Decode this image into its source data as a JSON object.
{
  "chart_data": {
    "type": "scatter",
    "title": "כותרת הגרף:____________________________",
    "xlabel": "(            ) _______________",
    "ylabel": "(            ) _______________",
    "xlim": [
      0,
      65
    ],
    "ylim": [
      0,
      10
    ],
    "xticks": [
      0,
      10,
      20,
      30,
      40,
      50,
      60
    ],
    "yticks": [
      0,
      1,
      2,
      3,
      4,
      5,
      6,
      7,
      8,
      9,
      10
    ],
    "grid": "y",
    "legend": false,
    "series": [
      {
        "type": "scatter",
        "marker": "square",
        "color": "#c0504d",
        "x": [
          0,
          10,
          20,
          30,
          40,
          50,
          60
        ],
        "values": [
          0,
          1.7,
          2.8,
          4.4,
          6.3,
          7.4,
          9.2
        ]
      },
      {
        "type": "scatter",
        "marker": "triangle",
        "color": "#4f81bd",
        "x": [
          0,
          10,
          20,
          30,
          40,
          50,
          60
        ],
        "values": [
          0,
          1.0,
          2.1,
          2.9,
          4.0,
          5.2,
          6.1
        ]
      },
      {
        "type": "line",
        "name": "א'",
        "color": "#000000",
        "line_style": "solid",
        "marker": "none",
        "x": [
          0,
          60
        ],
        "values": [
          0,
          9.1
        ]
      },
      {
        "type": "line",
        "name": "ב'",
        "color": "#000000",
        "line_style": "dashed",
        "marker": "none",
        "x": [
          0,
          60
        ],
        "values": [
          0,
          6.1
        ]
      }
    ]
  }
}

==

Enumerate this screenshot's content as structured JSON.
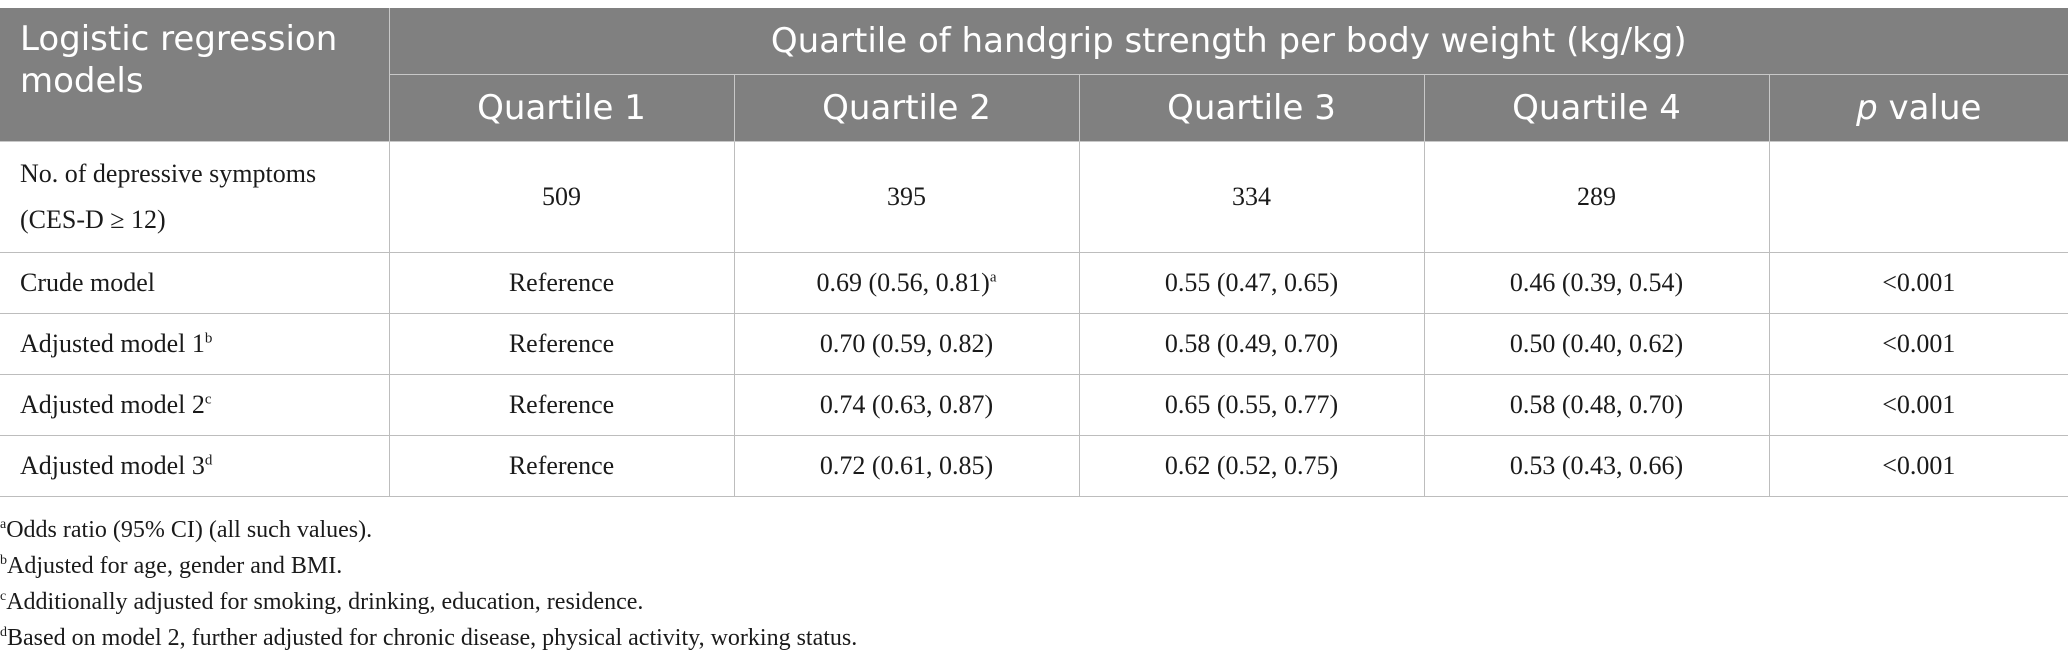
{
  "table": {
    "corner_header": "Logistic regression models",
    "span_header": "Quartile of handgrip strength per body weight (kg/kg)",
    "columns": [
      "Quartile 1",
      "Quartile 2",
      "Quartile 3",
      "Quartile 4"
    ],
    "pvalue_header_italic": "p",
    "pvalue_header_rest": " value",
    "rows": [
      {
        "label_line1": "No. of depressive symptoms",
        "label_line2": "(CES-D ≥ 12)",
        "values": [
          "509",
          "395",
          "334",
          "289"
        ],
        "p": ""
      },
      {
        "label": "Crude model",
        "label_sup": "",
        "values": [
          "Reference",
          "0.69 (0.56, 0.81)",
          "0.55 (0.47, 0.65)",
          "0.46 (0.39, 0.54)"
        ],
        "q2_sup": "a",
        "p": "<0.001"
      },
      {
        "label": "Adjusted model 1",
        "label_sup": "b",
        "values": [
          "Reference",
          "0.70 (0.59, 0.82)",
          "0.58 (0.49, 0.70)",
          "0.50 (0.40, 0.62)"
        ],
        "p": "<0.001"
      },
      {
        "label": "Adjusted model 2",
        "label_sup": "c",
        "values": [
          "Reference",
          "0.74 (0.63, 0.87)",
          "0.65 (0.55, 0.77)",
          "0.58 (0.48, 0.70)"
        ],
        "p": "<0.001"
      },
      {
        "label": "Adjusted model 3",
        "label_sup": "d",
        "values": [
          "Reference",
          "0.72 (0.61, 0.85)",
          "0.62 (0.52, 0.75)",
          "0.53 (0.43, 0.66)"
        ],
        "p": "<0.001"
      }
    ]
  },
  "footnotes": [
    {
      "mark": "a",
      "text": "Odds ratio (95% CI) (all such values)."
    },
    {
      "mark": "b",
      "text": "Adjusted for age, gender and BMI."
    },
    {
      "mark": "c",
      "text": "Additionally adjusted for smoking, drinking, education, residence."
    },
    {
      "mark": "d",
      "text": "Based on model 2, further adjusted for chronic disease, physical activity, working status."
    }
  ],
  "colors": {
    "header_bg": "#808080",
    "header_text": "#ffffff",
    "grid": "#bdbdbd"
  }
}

==

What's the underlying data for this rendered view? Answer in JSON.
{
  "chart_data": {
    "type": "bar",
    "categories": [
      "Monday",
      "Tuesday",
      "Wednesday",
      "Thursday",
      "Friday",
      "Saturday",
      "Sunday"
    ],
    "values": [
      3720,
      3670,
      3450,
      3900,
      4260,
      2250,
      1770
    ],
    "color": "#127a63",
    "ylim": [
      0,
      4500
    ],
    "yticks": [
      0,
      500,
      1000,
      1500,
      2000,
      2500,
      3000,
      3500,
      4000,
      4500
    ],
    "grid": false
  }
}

◆ Task directions ◆
Which lines in the data above contain "this"? Show each one.

◆ Output of the task ◆
Decode this image into its source data as a JSON object.
Enumerate this screenshot's content as structured JSON.
What's the underlying data for this rendered view? Answer in JSON.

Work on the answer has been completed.